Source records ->

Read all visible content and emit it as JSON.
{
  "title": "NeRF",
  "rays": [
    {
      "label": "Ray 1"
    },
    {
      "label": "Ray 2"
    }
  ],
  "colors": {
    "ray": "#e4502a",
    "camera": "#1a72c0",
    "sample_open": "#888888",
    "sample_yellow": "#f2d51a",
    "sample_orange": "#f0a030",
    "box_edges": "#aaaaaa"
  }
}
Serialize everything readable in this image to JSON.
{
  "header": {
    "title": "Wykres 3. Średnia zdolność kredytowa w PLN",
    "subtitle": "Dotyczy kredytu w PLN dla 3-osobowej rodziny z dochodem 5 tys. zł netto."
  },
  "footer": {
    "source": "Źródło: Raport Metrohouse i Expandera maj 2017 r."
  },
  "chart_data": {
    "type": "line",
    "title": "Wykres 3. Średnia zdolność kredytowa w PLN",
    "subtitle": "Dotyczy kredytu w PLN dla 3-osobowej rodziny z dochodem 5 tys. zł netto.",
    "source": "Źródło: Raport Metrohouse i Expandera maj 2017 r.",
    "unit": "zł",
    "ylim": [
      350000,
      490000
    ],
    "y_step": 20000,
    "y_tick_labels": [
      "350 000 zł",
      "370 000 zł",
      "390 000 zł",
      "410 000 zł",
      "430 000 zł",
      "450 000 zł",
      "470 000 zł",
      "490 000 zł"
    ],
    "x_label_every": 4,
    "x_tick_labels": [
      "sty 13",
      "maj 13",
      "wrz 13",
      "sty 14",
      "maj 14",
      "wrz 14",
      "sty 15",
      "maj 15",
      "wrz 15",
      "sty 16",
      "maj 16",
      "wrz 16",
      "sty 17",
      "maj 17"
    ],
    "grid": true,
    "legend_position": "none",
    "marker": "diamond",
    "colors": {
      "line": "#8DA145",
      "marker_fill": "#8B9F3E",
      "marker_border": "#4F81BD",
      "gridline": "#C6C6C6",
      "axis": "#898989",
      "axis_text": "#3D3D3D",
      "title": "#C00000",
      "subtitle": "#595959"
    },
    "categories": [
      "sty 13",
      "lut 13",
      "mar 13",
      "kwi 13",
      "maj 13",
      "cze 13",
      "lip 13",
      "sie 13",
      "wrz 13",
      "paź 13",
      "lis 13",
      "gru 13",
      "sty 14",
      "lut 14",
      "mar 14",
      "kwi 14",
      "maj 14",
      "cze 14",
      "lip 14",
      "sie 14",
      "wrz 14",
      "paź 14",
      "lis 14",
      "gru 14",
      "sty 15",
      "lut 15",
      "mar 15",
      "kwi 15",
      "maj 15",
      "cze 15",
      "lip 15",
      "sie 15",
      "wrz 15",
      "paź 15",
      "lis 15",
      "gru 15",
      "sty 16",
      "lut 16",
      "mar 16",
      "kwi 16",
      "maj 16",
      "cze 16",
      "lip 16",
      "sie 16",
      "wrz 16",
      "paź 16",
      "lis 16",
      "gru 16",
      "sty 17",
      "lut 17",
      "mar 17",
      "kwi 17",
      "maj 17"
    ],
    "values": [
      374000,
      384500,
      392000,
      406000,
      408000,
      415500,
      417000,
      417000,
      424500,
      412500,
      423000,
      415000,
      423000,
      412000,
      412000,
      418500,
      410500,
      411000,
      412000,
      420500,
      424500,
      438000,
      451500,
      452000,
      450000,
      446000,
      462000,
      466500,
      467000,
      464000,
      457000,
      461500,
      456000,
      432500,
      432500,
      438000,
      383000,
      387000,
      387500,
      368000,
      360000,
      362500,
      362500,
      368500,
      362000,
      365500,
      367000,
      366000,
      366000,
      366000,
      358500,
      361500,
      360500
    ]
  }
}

Exercise directions -> Retype the material above, line by line, exactly.

Solution to this problem ->
Read all visible content and emit it as JSON.
{
  "title": "NeRF",
  "rays": [
    {
      "label": "Ray 1"
    },
    {
      "label": "Ray 2"
    }
  ],
  "colors": {
    "ray": "#e4502a",
    "camera": "#1a72c0",
    "sample_open": "#888888",
    "sample_yellow": "#f2d51a",
    "sample_orange": "#f0a030",
    "box_edges": "#aaaaaa"
  }
}
Serialize everything readable in this image to JSON.
{
  "header": {
    "title": "Wykres 3. Średnia zdolność kredytowa w PLN",
    "subtitle": "Dotyczy kredytu w PLN dla 3-osobowej rodziny z dochodem 5 tys. zł netto."
  },
  "footer": {
    "source": "Źródło: Raport Metrohouse i Expandera maj 2017 r."
  },
  "chart_data": {
    "type": "line",
    "title": "Wykres 3. Średnia zdolność kredytowa w PLN",
    "subtitle": "Dotyczy kredytu w PLN dla 3-osobowej rodziny z dochodem 5 tys. zł netto.",
    "source": "Źródło: Raport Metrohouse i Expandera maj 2017 r.",
    "unit": "zł",
    "ylim": [
      350000,
      490000
    ],
    "y_step": 20000,
    "y_tick_labels": [
      "350 000 zł",
      "370 000 zł",
      "390 000 zł",
      "410 000 zł",
      "430 000 zł",
      "450 000 zł",
      "470 000 zł",
      "490 000 zł"
    ],
    "x_label_every": 4,
    "x_tick_labels": [
      "sty 13",
      "maj 13",
      "wrz 13",
      "sty 14",
      "maj 14",
      "wrz 14",
      "sty 15",
      "maj 15",
      "wrz 15",
      "sty 16",
      "maj 16",
      "wrz 16",
      "sty 17",
      "maj 17"
    ],
    "grid": true,
    "legend_position": "none",
    "marker": "diamond",
    "colors": {
      "line": "#8DA145",
      "marker_fill": "#8B9F3E",
      "marker_border": "#4F81BD",
      "gridline": "#C6C6C6",
      "axis": "#898989",
      "axis_text": "#3D3D3D",
      "title": "#C00000",
      "subtitle": "#595959"
    },
    "categories": [
      "sty 13",
      "lut 13",
      "mar 13",
      "kwi 13",
      "maj 13",
      "cze 13",
      "lip 13",
      "sie 13",
      "wrz 13",
      "paź 13",
      "lis 13",
      "gru 13",
      "sty 14",
      "lut 14",
      "mar 14",
      "kwi 14",
      "maj 14",
      "cze 14",
      "lip 14",
      "sie 14",
      "wrz 14",
      "paź 14",
      "lis 14",
      "gru 14",
      "sty 15",
      "lut 15",
      "mar 15",
      "kwi 15",
      "maj 15",
      "cze 15",
      "lip 15",
      "sie 15",
      "wrz 15",
      "paź 15",
      "lis 15",
      "gru 15",
      "sty 16",
      "lut 16",
      "mar 16",
      "kwi 16",
      "maj 16",
      "cze 16",
      "lip 16",
      "sie 16",
      "wrz 16",
      "paź 16",
      "lis 16",
      "gru 16",
      "sty 17",
      "lut 17",
      "mar 17",
      "kwi 17",
      "maj 17"
    ],
    "values": [
      374000,
      384500,
      392000,
      406000,
      408000,
      415500,
      417000,
      417000,
      424500,
      412500,
      423000,
      415000,
      423000,
      412000,
      412000,
      418500,
      410500,
      411000,
      412000,
      420500,
      424500,
      438000,
      451500,
      452000,
      450000,
      446000,
      462000,
      466500,
      467000,
      464000,
      457000,
      461500,
      456000,
      432500,
      432500,
      438000,
      383000,
      387000,
      387500,
      368000,
      360000,
      362500,
      362500,
      368500,
      362000,
      365500,
      367000,
      366000,
      366000,
      366000,
      358500,
      361500,
      360500
    ]
  }
}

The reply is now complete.